# start of DATA FOR THIS TASK

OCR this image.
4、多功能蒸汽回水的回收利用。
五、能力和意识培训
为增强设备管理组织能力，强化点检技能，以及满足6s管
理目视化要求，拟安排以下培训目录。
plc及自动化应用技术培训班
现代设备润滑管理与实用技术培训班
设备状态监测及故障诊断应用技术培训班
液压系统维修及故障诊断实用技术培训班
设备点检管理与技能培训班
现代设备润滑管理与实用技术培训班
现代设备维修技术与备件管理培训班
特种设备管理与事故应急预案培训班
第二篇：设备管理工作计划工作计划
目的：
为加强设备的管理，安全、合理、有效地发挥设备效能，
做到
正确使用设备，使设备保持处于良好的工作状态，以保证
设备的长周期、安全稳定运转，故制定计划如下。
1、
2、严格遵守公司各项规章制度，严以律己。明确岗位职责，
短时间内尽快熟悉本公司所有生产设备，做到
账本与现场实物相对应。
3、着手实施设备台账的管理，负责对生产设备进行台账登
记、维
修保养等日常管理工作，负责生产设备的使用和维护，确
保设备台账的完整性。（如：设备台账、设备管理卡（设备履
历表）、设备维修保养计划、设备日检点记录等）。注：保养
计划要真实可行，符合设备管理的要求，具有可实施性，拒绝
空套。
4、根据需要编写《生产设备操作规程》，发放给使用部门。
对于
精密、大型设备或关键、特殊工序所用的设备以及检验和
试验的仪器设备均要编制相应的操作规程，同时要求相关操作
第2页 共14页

# end of DATA FOR THIS TASK

• **WHAT THIS TASK INVOLVES**: Using the listing above, please repeat every entry exactly.

• **ANSWER**:
OCR this image.
4、多功能蒸汽回水的回收利用。
五、能力和意识培训
为增强设备管理组织能力，强化点检技能，以及满足6s管
理目视化要求，拟安排以下培训目录。
plc及自动化应用技术培训班
现代设备润滑管理与实用技术培训班
设备状态监测及故障诊断应用技术培训班
液压系统维修及故障诊断实用技术培训班
设备点检管理与技能培训班
现代设备润滑管理与实用技术培训班
现代设备维修技术与备件管理培训班
特种设备管理与事故应急预案培训班
第二篇：设备管理工作计划工作计划
目的：
为加强设备的管理，安全、合理、有效地发挥设备效能，
做到
正确使用设备，使设备保持处于良好的工作状态，以保证
设备的长周期、安全稳定运转，故制定计划如下。
1、
2、严格遵守公司各项规章制度，严以律己。明确岗位职责，
短时间内尽快熟悉本公司所有生产设备，做到
账本与现场实物相对应。
3、着手实施设备台账的管理，负责对生产设备进行台账登
记、维
修保养等日常管理工作，负责生产设备的使用和维护，确
保设备台账的完整性。（如：设备台账、设备管理卡（设备履
历表）、设备维修保养计划、设备日检点记录等）。注：保养
计划要真实可行，符合设备管理的要求，具有可实施性，拒绝
空套。
4、根据需要编写《生产设备操作规程》，发放给使用部门。
对于
精密、大型设备或关键、特殊工序所用的设备以及检验和
试验的仪器设备均要编制相应的操作规程，同时要求相关操作
第2页 共14页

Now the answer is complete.